> _Required work_
Set all the material down again unchanged, without the pictures.

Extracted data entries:

○ ○ ○ ○ ○ ○ ○

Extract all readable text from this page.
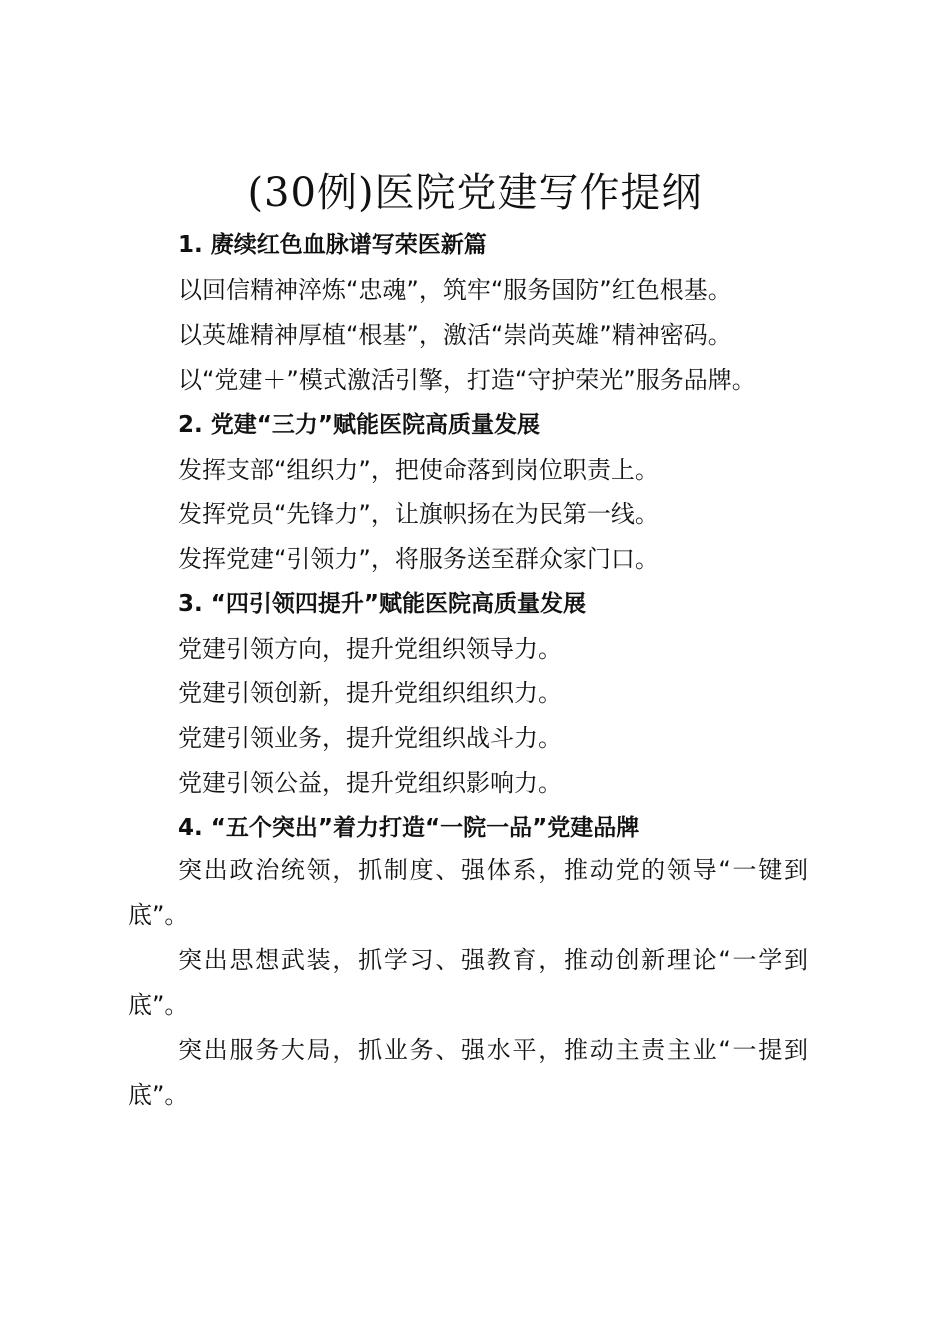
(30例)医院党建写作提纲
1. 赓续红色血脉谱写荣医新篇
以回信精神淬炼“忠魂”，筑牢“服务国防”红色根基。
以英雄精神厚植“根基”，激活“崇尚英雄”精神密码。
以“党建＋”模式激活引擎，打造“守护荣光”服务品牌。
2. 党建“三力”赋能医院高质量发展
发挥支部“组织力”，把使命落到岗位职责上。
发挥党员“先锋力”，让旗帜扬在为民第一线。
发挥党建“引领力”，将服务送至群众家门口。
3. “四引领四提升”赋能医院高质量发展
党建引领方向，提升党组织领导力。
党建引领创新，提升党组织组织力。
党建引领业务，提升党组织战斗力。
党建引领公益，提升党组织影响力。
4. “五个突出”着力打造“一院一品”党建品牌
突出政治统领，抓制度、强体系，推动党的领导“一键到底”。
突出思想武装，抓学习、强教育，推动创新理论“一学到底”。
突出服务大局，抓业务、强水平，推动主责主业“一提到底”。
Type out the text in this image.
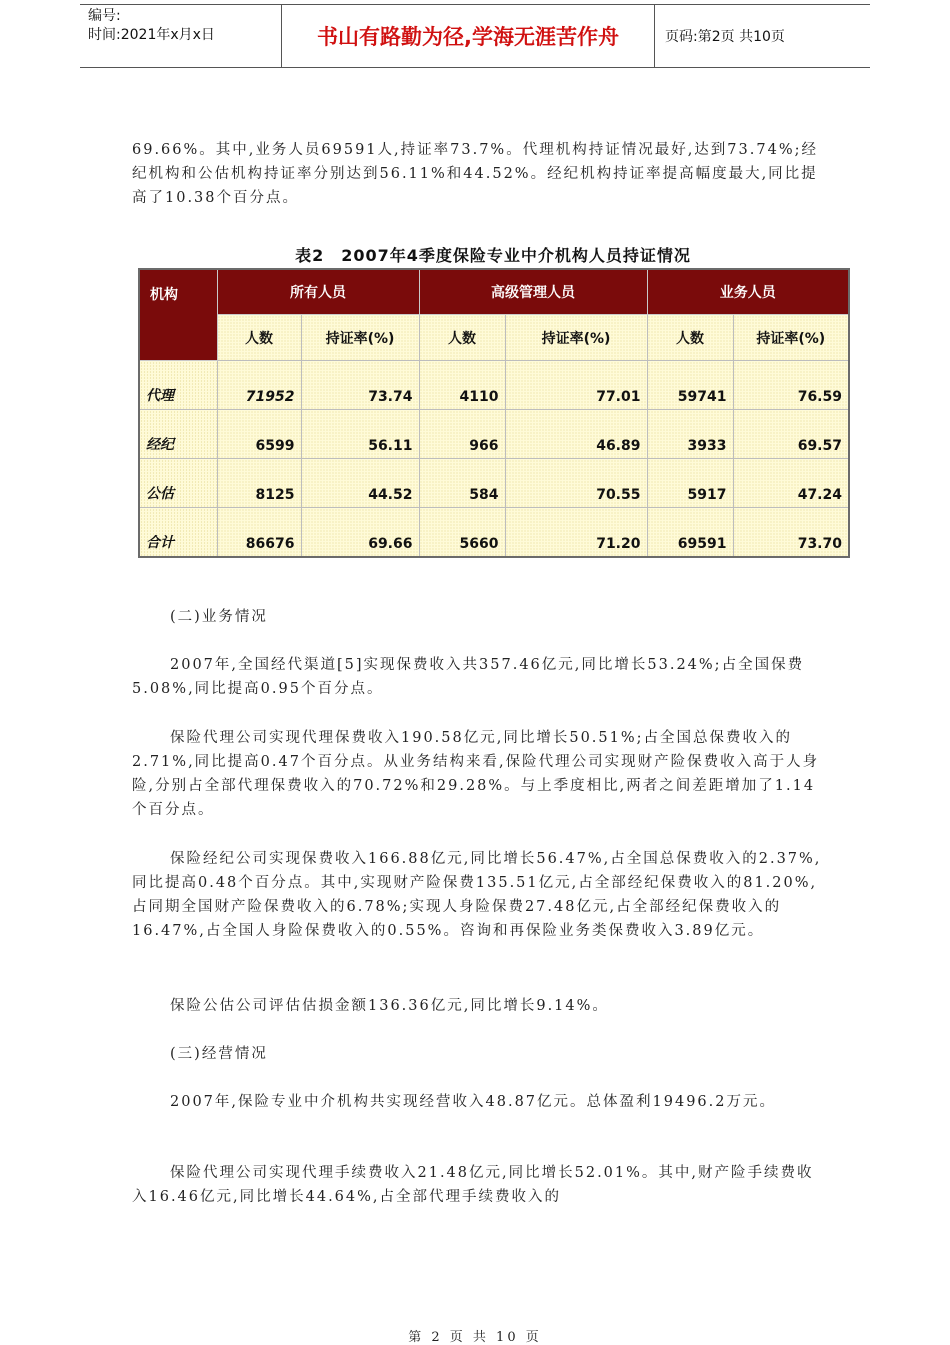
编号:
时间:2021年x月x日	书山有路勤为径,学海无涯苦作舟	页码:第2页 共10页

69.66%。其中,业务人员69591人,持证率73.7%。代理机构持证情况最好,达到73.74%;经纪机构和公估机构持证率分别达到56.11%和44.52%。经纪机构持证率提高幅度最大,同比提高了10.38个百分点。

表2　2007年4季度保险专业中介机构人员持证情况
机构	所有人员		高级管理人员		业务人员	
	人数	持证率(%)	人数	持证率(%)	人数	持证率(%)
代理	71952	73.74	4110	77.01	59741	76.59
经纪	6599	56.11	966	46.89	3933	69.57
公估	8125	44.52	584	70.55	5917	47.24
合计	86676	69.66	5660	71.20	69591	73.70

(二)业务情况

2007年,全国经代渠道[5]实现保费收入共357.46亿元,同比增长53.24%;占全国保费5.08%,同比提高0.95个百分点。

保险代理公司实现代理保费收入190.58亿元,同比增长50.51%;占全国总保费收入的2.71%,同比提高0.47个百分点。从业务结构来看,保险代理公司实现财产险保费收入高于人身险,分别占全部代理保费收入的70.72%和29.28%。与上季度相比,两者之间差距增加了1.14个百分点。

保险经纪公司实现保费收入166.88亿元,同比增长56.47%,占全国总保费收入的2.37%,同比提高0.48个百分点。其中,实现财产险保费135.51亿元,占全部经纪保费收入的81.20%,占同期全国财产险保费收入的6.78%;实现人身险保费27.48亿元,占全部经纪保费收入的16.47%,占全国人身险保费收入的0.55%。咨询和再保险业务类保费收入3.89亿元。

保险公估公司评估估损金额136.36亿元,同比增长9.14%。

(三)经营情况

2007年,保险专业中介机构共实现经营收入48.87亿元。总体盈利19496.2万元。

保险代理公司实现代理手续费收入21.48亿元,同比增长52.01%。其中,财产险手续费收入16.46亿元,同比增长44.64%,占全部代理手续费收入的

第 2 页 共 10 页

○ ○ ○ ○ ○ ○ ○

> _Reply_
Extract all readable text from this page.
(30例)医院党建写作提纲
1. 赓续红色血脉谱写荣医新篇
以回信精神淬炼“忠魂”，筑牢“服务国防”红色根基。
以英雄精神厚植“根基”，激活“崇尚英雄”精神密码。
以“党建＋”模式激活引擎，打造“守护荣光”服务品牌。
2. 党建“三力”赋能医院高质量发展
发挥支部“组织力”，把使命落到岗位职责上。
发挥党员“先锋力”，让旗帜扬在为民第一线。
发挥党建“引领力”，将服务送至群众家门口。
3. “四引领四提升”赋能医院高质量发展
党建引领方向，提升党组织领导力。
党建引领创新，提升党组织组织力。
党建引领业务，提升党组织战斗力。
党建引领公益，提升党组织影响力。
4. “五个突出”着力打造“一院一品”党建品牌
突出政治统领，抓制度、强体系，推动党的领导“一键到底”。
突出思想武装，抓学习、强教育，推动创新理论“一学到底”。
突出服务大局，抓业务、强水平，推动主责主业“一提到底”。
Type out the text in this image.
编号:
时间:2021年x月x日	书山有路勤为径,学海无涯苦作舟	页码:第2页 共10页

69.66%。其中,业务人员69591人,持证率73.7%。代理机构持证情况最好,达到73.74%;经纪机构和公估机构持证率分别达到56.11%和44.52%。经纪机构持证率提高幅度最大,同比提高了10.38个百分点。

表2　2007年4季度保险专业中介机构人员持证情况
机构	所有人员		高级管理人员		业务人员	
	人数	持证率(%)	人数	持证率(%)	人数	持证率(%)
代理	71952	73.74	4110	77.01	59741	76.59
经纪	6599	56.11	966	46.89	3933	69.57
公估	8125	44.52	584	70.55	5917	47.24
合计	86676	69.66	5660	71.20	69591	73.70

(二)业务情况

2007年,全国经代渠道[5]实现保费收入共357.46亿元,同比增长53.24%;占全国保费5.08%,同比提高0.95个百分点。

保险代理公司实现代理保费收入190.58亿元,同比增长50.51%;占全国总保费收入的2.71%,同比提高0.47个百分点。从业务结构来看,保险代理公司实现财产险保费收入高于人身险,分别占全部代理保费收入的70.72%和29.28%。与上季度相比,两者之间差距增加了1.14个百分点。

保险经纪公司实现保费收入166.88亿元,同比增长56.47%,占全国总保费收入的2.37%,同比提高0.48个百分点。其中,实现财产险保费135.51亿元,占全部经纪保费收入的81.20%,占同期全国财产险保费收入的6.78%;实现人身险保费27.48亿元,占全部经纪保费收入的16.47%,占全国人身险保费收入的0.55%。咨询和再保险业务类保费收入3.89亿元。

保险公估公司评估估损金额136.36亿元,同比增长9.14%。

(三)经营情况

2007年,保险专业中介机构共实现经营收入48.87亿元。总体盈利19496.2万元。

保险代理公司实现代理手续费收入21.48亿元,同比增长52.01%。其中,财产险手续费收入16.46亿元,同比增长44.64%,占全部代理手续费收入的

第 2 页 共 10 页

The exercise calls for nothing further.